(Figure record listings)
+ + + + + + +

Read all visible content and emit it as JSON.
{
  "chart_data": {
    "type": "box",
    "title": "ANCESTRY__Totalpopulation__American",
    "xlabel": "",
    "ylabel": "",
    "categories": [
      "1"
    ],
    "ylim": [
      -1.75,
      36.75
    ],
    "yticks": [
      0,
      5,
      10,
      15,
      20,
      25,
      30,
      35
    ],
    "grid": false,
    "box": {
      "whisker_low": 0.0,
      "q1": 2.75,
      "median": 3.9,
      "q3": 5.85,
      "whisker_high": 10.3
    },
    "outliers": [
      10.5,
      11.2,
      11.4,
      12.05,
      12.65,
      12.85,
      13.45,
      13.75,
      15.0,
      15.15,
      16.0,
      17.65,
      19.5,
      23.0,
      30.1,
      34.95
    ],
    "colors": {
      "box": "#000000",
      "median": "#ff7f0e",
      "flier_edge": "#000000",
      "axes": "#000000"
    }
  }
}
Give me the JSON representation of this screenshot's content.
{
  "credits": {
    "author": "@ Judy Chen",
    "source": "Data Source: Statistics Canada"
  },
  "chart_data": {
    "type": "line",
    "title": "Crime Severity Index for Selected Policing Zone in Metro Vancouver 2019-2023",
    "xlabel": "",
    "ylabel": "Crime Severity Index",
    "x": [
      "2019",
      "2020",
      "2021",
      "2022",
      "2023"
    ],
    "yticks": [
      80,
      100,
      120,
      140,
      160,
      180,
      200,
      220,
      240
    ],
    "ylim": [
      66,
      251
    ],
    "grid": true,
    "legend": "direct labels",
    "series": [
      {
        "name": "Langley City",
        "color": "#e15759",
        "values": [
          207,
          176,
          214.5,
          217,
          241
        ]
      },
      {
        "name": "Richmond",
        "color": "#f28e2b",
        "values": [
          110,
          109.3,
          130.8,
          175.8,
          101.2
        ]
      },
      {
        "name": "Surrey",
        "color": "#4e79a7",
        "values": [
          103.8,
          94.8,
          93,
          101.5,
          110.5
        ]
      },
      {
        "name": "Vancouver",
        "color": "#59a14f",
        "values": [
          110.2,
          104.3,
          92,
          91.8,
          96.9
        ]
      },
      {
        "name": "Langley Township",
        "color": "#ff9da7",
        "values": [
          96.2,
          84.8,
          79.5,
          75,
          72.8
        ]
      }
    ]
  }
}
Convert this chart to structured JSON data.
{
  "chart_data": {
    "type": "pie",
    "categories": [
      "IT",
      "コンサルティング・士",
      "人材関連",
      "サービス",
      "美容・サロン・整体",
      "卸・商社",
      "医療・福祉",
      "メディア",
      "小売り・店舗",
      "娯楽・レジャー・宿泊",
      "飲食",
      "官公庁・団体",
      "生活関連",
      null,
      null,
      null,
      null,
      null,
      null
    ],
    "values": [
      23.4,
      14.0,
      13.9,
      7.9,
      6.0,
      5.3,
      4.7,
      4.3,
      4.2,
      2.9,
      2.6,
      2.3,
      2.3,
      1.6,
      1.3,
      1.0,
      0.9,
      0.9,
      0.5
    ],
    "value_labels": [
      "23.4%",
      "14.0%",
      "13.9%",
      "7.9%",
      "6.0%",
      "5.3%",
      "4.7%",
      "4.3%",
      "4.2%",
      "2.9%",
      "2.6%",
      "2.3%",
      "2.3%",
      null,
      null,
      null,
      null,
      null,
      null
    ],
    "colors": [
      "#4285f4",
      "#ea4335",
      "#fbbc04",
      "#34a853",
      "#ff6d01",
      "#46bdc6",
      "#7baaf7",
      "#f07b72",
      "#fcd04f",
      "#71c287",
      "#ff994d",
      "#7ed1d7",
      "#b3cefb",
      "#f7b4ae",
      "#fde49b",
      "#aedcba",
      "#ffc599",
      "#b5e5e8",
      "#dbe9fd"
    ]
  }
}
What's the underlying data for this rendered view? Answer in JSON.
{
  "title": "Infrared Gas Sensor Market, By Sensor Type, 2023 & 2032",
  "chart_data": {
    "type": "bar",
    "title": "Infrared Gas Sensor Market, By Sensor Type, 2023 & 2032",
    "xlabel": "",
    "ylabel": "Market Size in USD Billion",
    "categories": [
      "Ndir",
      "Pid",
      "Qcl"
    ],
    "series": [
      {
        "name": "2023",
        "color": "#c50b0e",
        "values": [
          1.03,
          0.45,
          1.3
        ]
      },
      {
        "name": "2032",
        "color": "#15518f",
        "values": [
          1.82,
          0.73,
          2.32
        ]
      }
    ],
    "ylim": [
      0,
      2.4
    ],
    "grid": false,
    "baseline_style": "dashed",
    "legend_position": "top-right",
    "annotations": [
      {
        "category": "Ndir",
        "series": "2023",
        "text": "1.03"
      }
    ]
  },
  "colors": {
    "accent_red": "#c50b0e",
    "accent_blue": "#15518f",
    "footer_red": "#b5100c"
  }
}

+ + + + + + +

Directions:
Scan the records above for the string "Crime", then select every line that holds it.

The solution:
    "title": "Crime Severity Index for Selected Policing Zone in Metro Vancouver 2019-2023",
    "ylabel": "Crime Severity Index",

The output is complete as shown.